**WORK TO COMPLETE**.
Show every line that has the string "JSON" in it.

--- START RECORDS SHOWN ---

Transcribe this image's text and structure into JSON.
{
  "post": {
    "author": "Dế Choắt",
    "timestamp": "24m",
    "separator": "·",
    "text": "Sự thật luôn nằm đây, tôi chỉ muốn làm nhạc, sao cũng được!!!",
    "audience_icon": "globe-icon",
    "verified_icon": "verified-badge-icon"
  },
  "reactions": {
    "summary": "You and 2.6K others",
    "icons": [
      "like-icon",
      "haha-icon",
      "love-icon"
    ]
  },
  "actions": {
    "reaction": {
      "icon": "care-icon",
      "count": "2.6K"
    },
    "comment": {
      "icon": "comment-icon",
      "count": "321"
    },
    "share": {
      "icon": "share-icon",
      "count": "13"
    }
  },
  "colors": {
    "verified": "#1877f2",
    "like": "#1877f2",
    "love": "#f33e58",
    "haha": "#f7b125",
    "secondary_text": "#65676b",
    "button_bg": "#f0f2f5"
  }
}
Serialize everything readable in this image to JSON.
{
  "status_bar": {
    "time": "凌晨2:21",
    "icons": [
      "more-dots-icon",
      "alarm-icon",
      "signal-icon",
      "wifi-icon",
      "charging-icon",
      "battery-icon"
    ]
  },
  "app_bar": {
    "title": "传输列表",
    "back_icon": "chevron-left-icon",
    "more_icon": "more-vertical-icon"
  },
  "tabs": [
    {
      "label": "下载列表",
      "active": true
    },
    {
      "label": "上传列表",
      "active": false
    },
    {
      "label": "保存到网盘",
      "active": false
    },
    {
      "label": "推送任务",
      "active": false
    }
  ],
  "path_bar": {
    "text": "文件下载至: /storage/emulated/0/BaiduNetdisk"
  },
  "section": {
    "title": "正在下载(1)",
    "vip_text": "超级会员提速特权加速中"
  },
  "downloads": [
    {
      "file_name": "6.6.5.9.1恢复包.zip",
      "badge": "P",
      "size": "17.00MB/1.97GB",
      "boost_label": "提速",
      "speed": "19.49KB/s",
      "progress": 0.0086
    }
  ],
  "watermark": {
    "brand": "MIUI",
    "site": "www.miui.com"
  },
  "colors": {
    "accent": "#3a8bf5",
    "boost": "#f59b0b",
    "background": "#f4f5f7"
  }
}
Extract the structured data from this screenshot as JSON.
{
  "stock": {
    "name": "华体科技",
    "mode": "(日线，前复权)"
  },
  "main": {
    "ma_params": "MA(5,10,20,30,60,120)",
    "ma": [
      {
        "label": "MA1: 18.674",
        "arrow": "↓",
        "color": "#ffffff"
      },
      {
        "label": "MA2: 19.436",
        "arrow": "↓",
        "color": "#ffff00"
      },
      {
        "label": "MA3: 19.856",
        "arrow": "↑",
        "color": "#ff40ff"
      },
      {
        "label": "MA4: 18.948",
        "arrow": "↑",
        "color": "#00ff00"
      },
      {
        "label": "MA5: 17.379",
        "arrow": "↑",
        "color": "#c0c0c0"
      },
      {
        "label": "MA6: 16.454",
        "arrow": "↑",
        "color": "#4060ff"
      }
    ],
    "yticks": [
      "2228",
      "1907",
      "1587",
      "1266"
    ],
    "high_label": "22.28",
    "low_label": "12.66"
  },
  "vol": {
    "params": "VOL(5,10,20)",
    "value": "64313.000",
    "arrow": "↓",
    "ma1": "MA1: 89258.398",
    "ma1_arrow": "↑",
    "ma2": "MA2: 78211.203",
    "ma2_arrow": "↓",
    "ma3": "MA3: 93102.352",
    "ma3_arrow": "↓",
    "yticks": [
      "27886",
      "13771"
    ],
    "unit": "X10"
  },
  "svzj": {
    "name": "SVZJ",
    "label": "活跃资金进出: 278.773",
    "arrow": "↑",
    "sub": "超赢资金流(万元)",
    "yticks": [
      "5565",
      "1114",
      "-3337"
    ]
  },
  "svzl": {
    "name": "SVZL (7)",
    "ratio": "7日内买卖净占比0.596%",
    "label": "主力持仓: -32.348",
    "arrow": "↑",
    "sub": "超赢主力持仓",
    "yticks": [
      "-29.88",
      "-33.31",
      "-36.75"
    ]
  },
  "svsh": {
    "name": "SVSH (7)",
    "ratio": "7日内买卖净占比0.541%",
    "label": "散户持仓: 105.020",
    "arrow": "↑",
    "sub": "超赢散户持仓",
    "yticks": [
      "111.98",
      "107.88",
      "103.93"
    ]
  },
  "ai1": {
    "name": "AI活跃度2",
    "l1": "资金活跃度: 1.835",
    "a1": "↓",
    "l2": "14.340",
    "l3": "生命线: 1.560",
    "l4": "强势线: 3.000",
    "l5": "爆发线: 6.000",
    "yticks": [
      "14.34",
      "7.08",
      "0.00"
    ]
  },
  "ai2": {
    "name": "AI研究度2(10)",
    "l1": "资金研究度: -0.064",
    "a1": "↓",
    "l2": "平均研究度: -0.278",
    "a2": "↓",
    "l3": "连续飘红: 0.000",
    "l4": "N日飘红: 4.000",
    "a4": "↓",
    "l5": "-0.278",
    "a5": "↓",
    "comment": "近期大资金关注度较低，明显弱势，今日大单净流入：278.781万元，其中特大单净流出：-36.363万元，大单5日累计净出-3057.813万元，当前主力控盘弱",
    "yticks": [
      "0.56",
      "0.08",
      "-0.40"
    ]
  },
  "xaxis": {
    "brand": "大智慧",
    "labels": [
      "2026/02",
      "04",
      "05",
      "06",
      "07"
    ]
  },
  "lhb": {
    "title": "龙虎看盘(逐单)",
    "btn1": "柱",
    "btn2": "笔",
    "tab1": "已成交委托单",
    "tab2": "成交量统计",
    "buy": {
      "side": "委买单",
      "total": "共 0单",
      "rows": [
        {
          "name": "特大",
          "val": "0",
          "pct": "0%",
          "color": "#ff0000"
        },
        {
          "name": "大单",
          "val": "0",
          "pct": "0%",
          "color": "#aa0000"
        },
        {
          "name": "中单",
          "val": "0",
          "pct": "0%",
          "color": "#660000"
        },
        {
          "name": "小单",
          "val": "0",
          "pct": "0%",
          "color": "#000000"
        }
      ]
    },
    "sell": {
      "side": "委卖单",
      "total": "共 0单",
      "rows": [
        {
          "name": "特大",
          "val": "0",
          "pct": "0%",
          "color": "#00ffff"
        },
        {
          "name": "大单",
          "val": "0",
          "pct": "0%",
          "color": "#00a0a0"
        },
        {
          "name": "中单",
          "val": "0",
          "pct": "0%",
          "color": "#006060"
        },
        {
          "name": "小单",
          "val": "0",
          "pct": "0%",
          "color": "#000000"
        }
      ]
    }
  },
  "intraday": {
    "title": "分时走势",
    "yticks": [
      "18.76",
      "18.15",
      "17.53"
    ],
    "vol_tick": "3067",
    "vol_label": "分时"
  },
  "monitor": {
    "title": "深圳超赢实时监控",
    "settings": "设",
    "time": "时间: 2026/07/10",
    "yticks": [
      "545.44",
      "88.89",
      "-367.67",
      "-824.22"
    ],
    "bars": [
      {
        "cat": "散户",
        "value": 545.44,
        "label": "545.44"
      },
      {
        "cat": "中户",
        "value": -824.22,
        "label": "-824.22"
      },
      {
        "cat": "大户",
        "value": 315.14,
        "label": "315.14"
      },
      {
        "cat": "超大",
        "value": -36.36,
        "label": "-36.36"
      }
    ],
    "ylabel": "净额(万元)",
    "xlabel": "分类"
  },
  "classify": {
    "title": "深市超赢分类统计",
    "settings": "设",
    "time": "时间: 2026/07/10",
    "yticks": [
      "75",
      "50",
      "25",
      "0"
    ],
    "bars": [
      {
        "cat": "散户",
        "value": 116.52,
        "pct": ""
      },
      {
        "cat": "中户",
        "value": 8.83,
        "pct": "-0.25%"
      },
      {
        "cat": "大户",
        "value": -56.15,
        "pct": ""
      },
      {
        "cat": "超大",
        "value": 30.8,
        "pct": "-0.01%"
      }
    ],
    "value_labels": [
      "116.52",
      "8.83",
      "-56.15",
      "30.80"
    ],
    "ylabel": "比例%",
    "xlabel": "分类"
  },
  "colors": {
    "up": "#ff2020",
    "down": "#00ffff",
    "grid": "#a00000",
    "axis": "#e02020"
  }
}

--- END RECORDS SHOWN ---

**RESULT FOR THIS TASK**.
Transcribe this image's text and structure into JSON.
Serialize everything readable in this image to JSON.
Extract the structured data from this screenshot as JSON.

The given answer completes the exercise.